Given task: All of the data that follows should be retyped exactly, please, except the pictures.

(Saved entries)

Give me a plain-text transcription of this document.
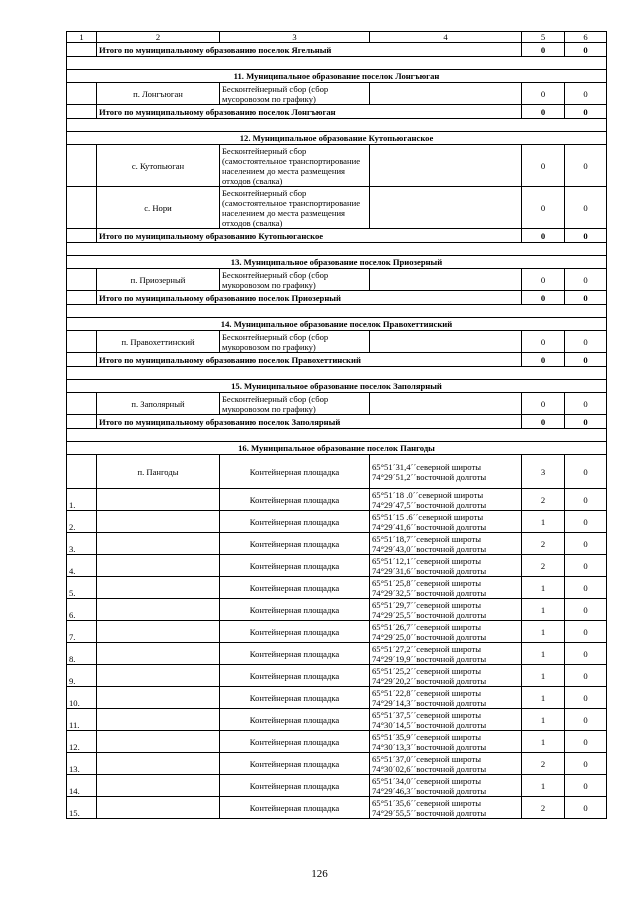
1	2	3	4	5	6
	Итого по муниципальному образованию поселок Ягельный			0	0

11. Муниципальное образование поселок Лонгъюган					
	п. Лонгъюган	Бесконтейнерный сбор (сбор мусоровозом по графику)		0	0
	Итого по муниципальному образованию поселок Лонгъюган			0	0

12. Муниципальное образование Кутопьюганское					
	с. Кутопьюган	Бесконтейнерный сбор (самостоятельное транспортирование населением до места размещения отходов (свалка)		0	0
	с. Нори	Бесконтейнерный сбор (самостоятельное транспортирование населением до места размещения отходов (свалка)		0	0
	Итого по муниципальному образованию Кутопьюганское			0	0

13. Муниципальное образование поселок Приозерный					
	п. Приозерный	Бесконтейнерный сбор (сбор мукоровозом по графику)		0	0
	Итого по муниципальному образованию поселок Приозерный			0	0

14. Муниципальное образование поселок Правохеттинский					
	п. Правохеттинский	Бесконтейнерный сбор (сбор мукоровозом по графику)		0	0
	Итого по муниципальному образованию поселок Правохеттинский			0	0

15. Муниципальное образование поселок Заполярный					
	п. Заполярный	Бесконтейнерный сбор (сбор мукоровозом по графику)		0	0
	Итого по муниципальному образованию поселок Заполярный			0	0

16. Муниципальное образование поселок Пангоды					
	п. Пангоды	Контейнерная площадка	65°51´31,4´´северной широты
74°29´51,2´´восточной долготы	3	0
1.		Контейнерная площадка	65°51´18 .0´´северной широты
74°29´47,5´´восточной долготы	2	0
2.		Контейнерная площадка	65°51´15 .6´´северной широты
74°29´41,6´´восточной долготы	1	0
3.		Контейнерная площадка	65°51´18,7´´северной широты
74°29´43,0´´восточной долготы	2	0
4.		Контейнерная площадка	65°51´12,1´´северной широты
74°29´31,6´´восточной долготы	2	0
5.		Контейнерная площадка	65°51´25,8´´северной широты
74°29´32,5´´восточной долготы	1	0
6.		Контейнерная площадка	65°51´29,7´´северной широты
74°29´25,5´´восточной долготы	1	0
7.		Контейнерная площадка	65°51´26,7´´северной широты
74°29´25,0´´восточной долготы	1	0
8.		Контейнерная площадка	65°51´27,2´´северной широты
74°29´19,9´´восточной долготы	1	0
9.		Контейнерная площадка	65°51´25,2´´северной широты
74°29´20,2´´восточной долготы	1	0
10.		Контейнерная площадка	65°51´22,8´´северной широты
74°29´14,3´´восточной долготы	1	0
11.		Контейнерная площадка	65°51´37,5´´северной широты
74°30´14,5´´восточной долготы	1	0
12.		Контейнерная площадка	65°51´35,9´´северной широты
74°30´13,3´´восточной долготы	1	0
13.		Контейнерная площадка	65°51´37,0´´северной широты
74°30´02,6´´восточной долготы	2	0
14.		Контейнерная площадка	65°51´34,0´´северной широты
74°29´46,3´´восточной долготы	1	0
15.		Контейнерная площадка	65°51´35,6´´северной широты
74°29´55,5´´восточной долготы	2	0
126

Expected output:
Give me a plain-text transcription of this document.
1	2	3	4	5	6
	Итого по муниципальному образованию поселок Ягельный			0	0

11. Муниципальное образование поселок Лонгъюган					
	п. Лонгъюган	Бесконтейнерный сбор (сбор мусоровозом по графику)		0	0
	Итого по муниципальному образованию поселок Лонгъюган			0	0

12. Муниципальное образование Кутопьюганское					
	с. Кутопьюган	Бесконтейнерный сбор (самостоятельное транспортирование населением до места размещения отходов (свалка)		0	0
	с. Нори	Бесконтейнерный сбор (самостоятельное транспортирование населением до места размещения отходов (свалка)		0	0
	Итого по муниципальному образованию Кутопьюганское			0	0

13. Муниципальное образование поселок Приозерный					
	п. Приозерный	Бесконтейнерный сбор (сбор мукоровозом по графику)		0	0
	Итого по муниципальному образованию поселок Приозерный			0	0

14. Муниципальное образование поселок Правохеттинский					
	п. Правохеттинский	Бесконтейнерный сбор (сбор мукоровозом по графику)		0	0
	Итого по муниципальному образованию поселок Правохеттинский			0	0

15. Муниципальное образование поселок Заполярный					
	п. Заполярный	Бесконтейнерный сбор (сбор мукоровозом по графику)		0	0
	Итого по муниципальному образованию поселок Заполярный			0	0

16. Муниципальное образование поселок Пангоды					
	п. Пангоды	Контейнерная площадка	65°51´31,4´´северной широты
74°29´51,2´´восточной долготы	3	0
1.		Контейнерная площадка	65°51´18 .0´´северной широты
74°29´47,5´´восточной долготы	2	0
2.		Контейнерная площадка	65°51´15 .6´´северной широты
74°29´41,6´´восточной долготы	1	0
3.		Контейнерная площадка	65°51´18,7´´северной широты
74°29´43,0´´восточной долготы	2	0
4.		Контейнерная площадка	65°51´12,1´´северной широты
74°29´31,6´´восточной долготы	2	0
5.		Контейнерная площадка	65°51´25,8´´северной широты
74°29´32,5´´восточной долготы	1	0
6.		Контейнерная площадка	65°51´29,7´´северной широты
74°29´25,5´´восточной долготы	1	0
7.		Контейнерная площадка	65°51´26,7´´северной широты
74°29´25,0´´восточной долготы	1	0
8.		Контейнерная площадка	65°51´27,2´´северной широты
74°29´19,9´´восточной долготы	1	0
9.		Контейнерная площадка	65°51´25,2´´северной широты
74°29´20,2´´восточной долготы	1	0
10.		Контейнерная площадка	65°51´22,8´´северной широты
74°29´14,3´´восточной долготы	1	0
11.		Контейнерная площадка	65°51´37,5´´северной широты
74°30´14,5´´восточной долготы	1	0
12.		Контейнерная площадка	65°51´35,9´´северной широты
74°30´13,3´´восточной долготы	1	0
13.		Контейнерная площадка	65°51´37,0´´северной широты
74°30´02,6´´восточной долготы	2	0
14.		Контейнерная площадка	65°51´34,0´´северной широты
74°29´46,3´´восточной долготы	1	0
15.		Контейнерная площадка	65°51´35,6´´северной широты
74°29´55,5´´восточной долготы	2	0
126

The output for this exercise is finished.